- Exercise objective: From the listing, collect all lines containing the word "bookcase".

- Given records:
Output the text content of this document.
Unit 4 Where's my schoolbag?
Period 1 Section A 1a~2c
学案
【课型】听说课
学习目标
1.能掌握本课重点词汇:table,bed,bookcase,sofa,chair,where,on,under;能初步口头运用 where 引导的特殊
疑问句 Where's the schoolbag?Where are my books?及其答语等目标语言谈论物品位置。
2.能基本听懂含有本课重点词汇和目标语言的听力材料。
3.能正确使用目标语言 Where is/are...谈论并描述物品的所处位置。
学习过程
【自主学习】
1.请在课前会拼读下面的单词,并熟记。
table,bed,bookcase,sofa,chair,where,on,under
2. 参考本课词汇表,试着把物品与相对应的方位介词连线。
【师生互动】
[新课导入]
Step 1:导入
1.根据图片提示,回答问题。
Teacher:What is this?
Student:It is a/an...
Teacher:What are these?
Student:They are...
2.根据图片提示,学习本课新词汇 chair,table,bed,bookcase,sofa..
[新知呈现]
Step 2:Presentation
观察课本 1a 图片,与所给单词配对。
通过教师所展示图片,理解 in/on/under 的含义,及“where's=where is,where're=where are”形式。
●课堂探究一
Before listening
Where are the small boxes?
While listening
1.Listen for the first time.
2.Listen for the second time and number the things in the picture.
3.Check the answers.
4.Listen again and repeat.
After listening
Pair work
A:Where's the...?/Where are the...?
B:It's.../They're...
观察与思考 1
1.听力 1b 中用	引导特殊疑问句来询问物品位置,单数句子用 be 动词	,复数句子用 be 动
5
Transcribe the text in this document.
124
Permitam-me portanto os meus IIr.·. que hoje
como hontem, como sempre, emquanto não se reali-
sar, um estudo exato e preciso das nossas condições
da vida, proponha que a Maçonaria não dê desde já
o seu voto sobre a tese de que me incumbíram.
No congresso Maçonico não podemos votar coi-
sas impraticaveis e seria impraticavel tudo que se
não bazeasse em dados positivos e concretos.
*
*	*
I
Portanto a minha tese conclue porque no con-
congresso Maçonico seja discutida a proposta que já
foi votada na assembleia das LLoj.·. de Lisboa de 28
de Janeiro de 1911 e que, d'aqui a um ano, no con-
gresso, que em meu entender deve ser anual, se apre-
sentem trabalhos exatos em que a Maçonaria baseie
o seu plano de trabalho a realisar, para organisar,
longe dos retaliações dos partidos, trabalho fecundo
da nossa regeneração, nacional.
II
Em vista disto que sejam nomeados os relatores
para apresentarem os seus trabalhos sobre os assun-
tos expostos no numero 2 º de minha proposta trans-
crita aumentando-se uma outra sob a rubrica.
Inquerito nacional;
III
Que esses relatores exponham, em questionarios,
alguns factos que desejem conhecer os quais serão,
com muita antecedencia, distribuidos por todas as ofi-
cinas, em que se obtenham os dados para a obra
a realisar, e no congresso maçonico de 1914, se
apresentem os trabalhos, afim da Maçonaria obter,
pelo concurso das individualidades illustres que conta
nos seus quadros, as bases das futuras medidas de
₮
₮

- Full output:
1.能掌握本课重点词汇:table,bed,bookcase,sofa,chair,where,on,under;能初步口头运用 where 引导的特殊
table,bed,bookcase,sofa,chair,where,on,under
2.根据图片提示,学习本课新词汇 chair,table,bed,bookcase,sofa..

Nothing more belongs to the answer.